Exercise goal: Find the word "ModelAndView" in the material below and gather every line that contains it.

Recorded data:
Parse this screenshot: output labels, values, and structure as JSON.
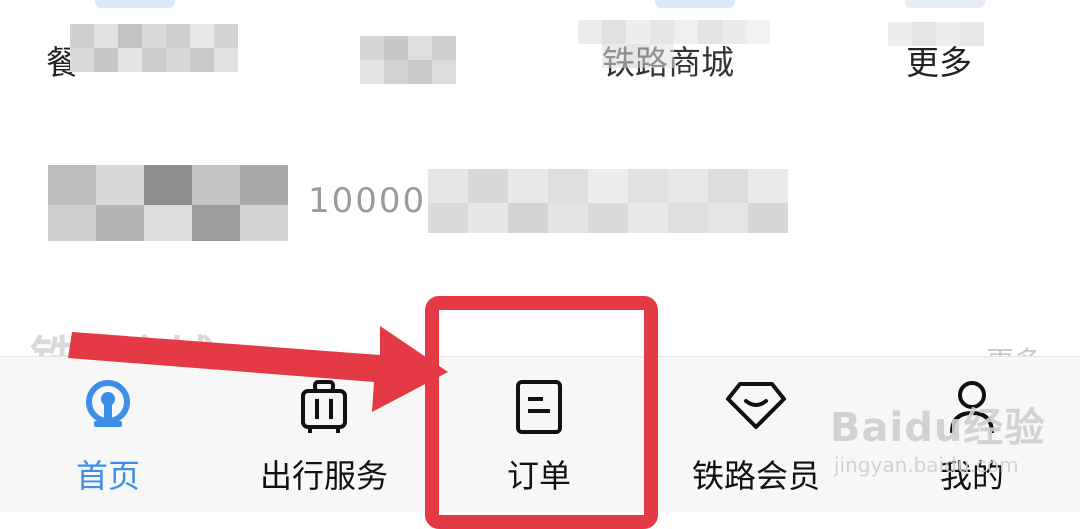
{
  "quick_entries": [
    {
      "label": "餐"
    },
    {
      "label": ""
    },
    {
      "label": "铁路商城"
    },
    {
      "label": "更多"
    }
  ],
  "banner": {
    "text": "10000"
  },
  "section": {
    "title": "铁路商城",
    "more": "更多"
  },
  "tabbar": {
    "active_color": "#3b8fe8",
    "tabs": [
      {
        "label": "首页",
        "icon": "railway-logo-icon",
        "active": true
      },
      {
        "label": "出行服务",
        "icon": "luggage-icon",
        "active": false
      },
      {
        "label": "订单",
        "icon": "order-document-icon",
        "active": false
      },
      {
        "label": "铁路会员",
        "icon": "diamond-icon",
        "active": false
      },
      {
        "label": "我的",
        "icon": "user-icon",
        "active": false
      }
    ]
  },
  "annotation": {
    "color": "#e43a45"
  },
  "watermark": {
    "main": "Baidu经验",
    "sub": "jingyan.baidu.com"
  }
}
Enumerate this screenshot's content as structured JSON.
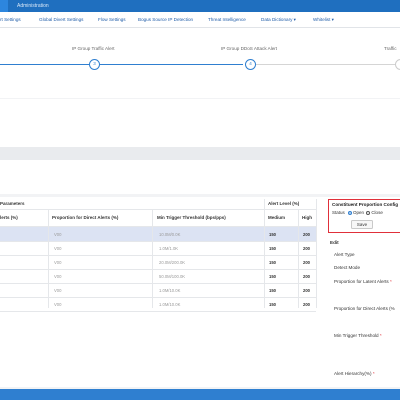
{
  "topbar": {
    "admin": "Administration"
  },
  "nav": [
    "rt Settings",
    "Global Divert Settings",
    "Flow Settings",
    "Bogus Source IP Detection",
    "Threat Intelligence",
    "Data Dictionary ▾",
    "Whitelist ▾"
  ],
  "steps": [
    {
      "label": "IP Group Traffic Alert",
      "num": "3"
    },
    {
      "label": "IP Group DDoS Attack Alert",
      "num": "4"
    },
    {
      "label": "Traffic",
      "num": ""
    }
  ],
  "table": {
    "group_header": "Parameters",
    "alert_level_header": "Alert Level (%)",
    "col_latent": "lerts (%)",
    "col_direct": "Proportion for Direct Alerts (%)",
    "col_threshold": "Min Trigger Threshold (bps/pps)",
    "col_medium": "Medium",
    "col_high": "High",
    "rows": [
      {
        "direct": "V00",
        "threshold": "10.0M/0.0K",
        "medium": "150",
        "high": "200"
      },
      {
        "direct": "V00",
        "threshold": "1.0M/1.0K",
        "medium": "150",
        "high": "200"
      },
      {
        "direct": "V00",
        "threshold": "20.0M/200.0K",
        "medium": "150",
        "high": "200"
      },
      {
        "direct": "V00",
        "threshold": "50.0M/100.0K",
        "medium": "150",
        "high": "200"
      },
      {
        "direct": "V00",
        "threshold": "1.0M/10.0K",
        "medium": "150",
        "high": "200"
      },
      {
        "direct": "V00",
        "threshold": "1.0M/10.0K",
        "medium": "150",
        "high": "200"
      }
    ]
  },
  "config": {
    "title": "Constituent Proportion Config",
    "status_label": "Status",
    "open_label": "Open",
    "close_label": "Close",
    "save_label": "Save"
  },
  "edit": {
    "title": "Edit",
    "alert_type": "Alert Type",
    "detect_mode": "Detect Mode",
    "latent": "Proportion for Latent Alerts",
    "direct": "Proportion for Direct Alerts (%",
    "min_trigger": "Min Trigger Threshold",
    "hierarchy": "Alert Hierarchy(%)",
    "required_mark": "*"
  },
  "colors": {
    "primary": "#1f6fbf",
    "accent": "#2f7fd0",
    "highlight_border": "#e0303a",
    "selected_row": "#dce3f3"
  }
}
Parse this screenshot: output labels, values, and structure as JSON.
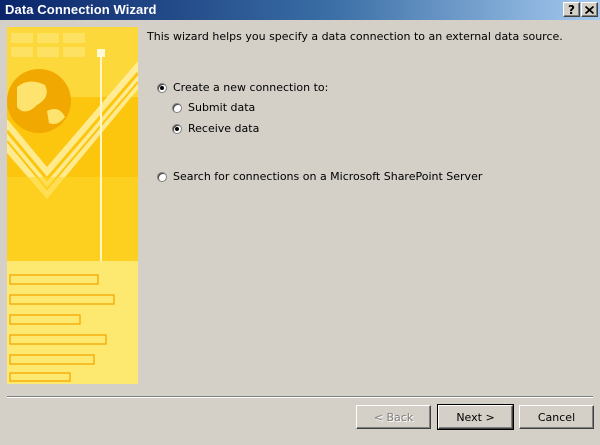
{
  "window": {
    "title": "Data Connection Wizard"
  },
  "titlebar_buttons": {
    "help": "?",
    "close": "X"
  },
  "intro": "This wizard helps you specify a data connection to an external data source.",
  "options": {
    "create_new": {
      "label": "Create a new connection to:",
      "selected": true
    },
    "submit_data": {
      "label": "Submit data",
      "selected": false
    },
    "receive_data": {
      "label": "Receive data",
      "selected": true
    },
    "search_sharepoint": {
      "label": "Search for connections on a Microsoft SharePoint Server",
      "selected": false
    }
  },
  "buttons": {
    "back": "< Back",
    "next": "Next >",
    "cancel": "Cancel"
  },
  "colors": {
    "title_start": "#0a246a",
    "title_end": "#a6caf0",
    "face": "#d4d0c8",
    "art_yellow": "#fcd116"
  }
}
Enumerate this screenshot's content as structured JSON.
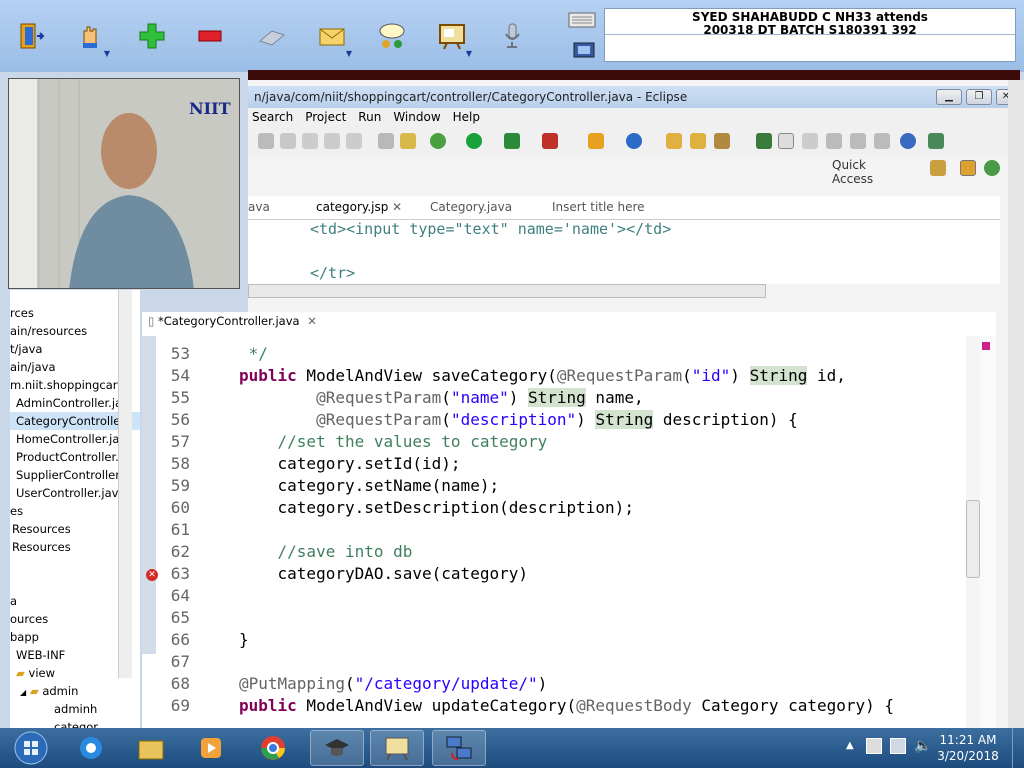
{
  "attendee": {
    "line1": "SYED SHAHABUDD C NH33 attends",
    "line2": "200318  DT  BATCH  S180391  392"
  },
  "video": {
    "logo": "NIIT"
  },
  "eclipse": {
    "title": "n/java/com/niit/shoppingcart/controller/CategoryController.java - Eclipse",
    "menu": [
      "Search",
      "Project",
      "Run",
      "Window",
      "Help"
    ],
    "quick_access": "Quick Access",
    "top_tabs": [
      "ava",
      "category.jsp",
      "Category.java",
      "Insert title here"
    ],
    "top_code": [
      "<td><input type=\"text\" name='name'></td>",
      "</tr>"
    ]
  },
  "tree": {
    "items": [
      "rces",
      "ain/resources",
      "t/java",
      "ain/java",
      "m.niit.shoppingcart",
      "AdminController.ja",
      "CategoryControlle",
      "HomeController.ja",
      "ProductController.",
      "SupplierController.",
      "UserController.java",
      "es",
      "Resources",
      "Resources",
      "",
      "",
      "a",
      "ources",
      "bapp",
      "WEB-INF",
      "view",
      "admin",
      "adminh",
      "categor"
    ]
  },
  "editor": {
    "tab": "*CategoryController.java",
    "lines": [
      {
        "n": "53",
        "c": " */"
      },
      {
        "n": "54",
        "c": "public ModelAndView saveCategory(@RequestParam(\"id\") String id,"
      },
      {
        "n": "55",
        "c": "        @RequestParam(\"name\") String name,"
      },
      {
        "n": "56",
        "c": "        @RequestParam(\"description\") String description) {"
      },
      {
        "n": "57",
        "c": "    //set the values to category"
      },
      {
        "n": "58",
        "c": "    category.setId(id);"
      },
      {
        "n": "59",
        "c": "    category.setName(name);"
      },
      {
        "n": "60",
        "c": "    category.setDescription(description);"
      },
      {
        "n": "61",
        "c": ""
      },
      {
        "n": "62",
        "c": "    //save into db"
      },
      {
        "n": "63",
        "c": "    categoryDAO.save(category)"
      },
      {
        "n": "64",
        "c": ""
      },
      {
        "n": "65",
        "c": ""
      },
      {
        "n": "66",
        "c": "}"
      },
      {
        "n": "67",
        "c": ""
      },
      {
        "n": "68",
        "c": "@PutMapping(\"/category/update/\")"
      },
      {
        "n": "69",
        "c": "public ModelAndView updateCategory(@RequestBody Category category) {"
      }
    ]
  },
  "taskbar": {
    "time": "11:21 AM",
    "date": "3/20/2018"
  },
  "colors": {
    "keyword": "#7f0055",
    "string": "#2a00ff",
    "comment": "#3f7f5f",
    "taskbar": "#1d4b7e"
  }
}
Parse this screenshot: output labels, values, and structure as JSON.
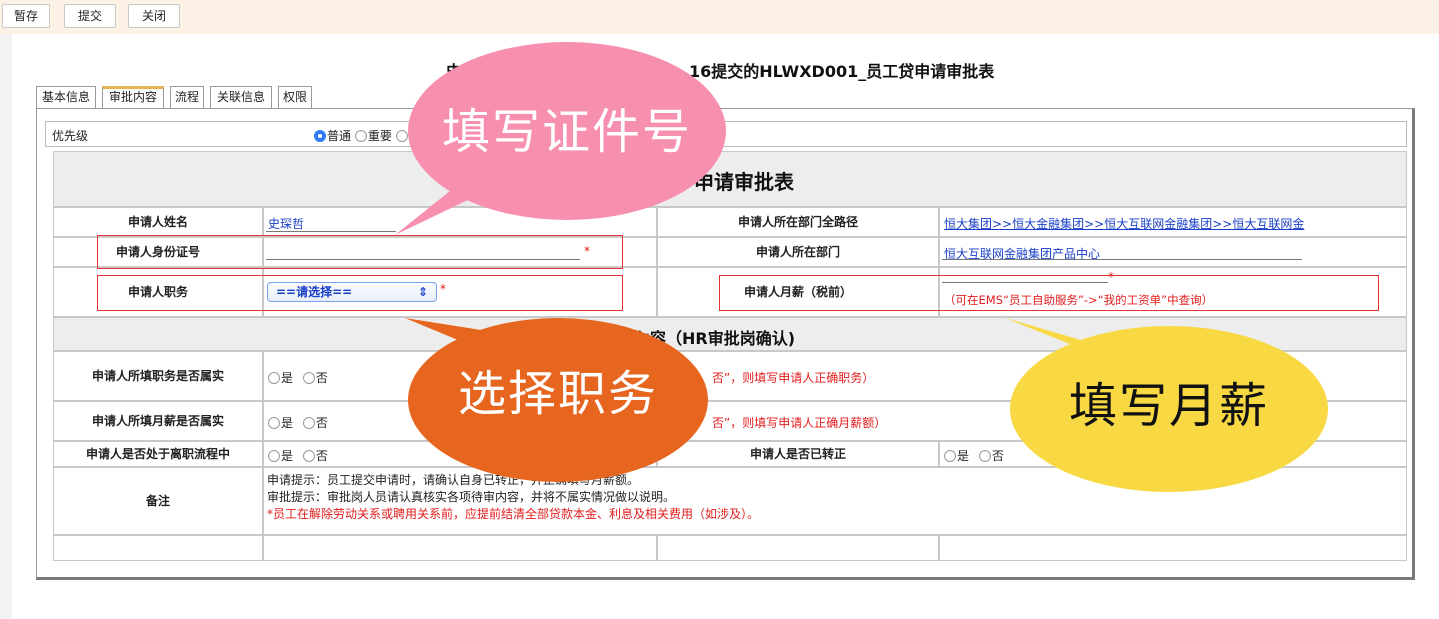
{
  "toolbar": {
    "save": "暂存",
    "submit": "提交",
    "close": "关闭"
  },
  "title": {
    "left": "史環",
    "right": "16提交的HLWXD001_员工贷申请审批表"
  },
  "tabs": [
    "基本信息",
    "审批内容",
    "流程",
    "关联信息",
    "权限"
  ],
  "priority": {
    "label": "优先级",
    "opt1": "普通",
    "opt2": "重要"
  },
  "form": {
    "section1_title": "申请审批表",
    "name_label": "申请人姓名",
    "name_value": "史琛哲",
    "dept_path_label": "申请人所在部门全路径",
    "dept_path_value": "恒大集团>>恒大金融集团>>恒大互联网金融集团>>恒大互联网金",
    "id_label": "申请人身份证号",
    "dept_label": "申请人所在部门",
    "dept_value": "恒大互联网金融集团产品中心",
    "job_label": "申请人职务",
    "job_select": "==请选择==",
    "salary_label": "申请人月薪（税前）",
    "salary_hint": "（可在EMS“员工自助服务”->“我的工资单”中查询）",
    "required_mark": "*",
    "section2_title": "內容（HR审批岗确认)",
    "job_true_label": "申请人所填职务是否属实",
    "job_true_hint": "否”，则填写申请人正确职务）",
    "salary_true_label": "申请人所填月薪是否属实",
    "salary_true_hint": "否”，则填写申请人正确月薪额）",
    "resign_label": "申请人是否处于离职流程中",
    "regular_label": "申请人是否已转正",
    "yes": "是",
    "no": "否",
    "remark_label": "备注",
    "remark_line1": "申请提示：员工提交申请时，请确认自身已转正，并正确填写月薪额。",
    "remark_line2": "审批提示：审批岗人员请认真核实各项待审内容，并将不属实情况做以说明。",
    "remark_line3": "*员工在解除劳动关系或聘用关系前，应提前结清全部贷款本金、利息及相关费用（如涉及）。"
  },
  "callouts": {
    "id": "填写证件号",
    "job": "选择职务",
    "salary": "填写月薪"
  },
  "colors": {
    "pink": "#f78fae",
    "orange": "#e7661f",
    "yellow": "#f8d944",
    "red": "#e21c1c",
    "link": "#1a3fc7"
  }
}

Completed exercise:
        "c": "public ModelAndView saveCategory(@RequestParam(\"id\") String id,"
        "c": "public ModelAndView updateCategory(@RequestBody Category category) {"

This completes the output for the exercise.